[Excerpt from a dataset]
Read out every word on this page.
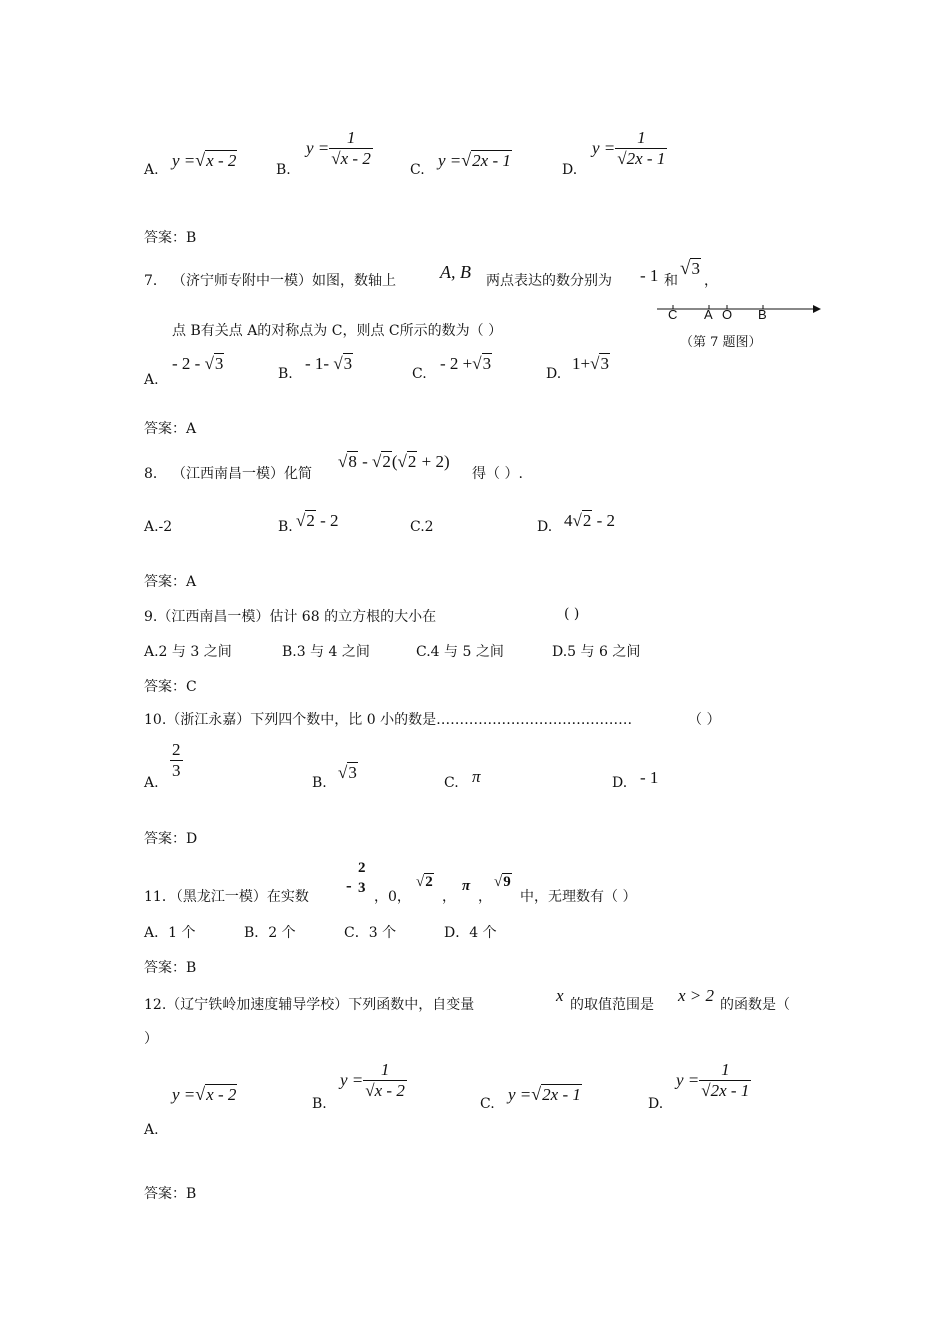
A. y =√x - 2	B.
$y = \frac{1}{√x - 2}$
C. y =√2x - 1	D.
$y = \frac{1}{√2x - 1}$
答案：B
7． （济宁师专附中一模）如图，数轴上 A, B 两点表达的数分别为 - 1 和
√3
，
点 B有关点 A的对称点为 C，则点 C所示的数为（ ）
C A O B
（第 7 题图）
A.
- 2 - √3
B.
- 1- √3
C.
- 2 +√3
D.
1+√3
答案：A
8． （江西南昌一模）化简
√8 - √2(√2 + 2)
得（ ）.
A.-2	B. √2 - 2	C.2	D. 4√2 - 2
答案：A
9.（江西南昌一模）估计 68 的立方根的大小在	( )
A.2 与 3 之间	B.3 与 4 之间	C.4 与 5 之间	D.5 与 6 之间
答案：C
10.（浙江永嘉）下列四个数中，比 0 小的数是……………………………………	（ ）
A.
$\frac{2}{3}$
B.
√3
C. π	D. - 1
答案：D
11．（黑龙江一模）在实数
-
2
3
，0，
√2
，
π
，
√9
中，无理数有（ ）
A．1 个	B．2 个	C．3 个	D．4 个
答案：B
12.（辽宁铁岭加速度辅导学校）下列函数中，自变量	x 的取值范围是 x > 2 的函数是（
）
y =√x - 2
A.
B.
$y = \frac{1}{√x - 2}$
C. y =√2x - 1	D.
$y = \frac{1}{√2x - 1}$
答案：B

# WHAT THE EXERCISE ASKS
The records above are to be reproduced exactly; the pictures are to be left out.

# EXERCISE RESULT
Read out every word on this page.
A. y =√x - 2	B.
$y = \frac{1}{√x - 2}$
C. y =√2x - 1	D.
$y = \frac{1}{√2x - 1}$
答案：B
7． （济宁师专附中一模）如图，数轴上 A, B 两点表达的数分别为 - 1 和
√3
，
点 B有关点 A的对称点为 C，则点 C所示的数为（ ）
C A O B
（第 7 题图）
A.
- 2 - √3
B.
- 1- √3
C.
- 2 +√3
D.
1+√3
答案：A
8． （江西南昌一模）化简
√8 - √2(√2 + 2)
得（ ）.
A.-2	B. √2 - 2	C.2	D. 4√2 - 2
答案：A
9.（江西南昌一模）估计 68 的立方根的大小在	( )
A.2 与 3 之间	B.3 与 4 之间	C.4 与 5 之间	D.5 与 6 之间
答案：C
10.（浙江永嘉）下列四个数中，比 0 小的数是……………………………………	（ ）
A.
$\frac{2}{3}$
B.
√3
C. π	D. - 1
答案：D
11．（黑龙江一模）在实数
-
2
3
，0，
√2
，
π
，
√9
中，无理数有（ ）
A．1 个	B．2 个	C．3 个	D．4 个
答案：B
12.（辽宁铁岭加速度辅导学校）下列函数中，自变量	x 的取值范围是 x > 2 的函数是（
）
y =√x - 2
A.
B.
$y = \frac{1}{√x - 2}$
C. y =√2x - 1	D.
$y = \frac{1}{√2x - 1}$
答案：B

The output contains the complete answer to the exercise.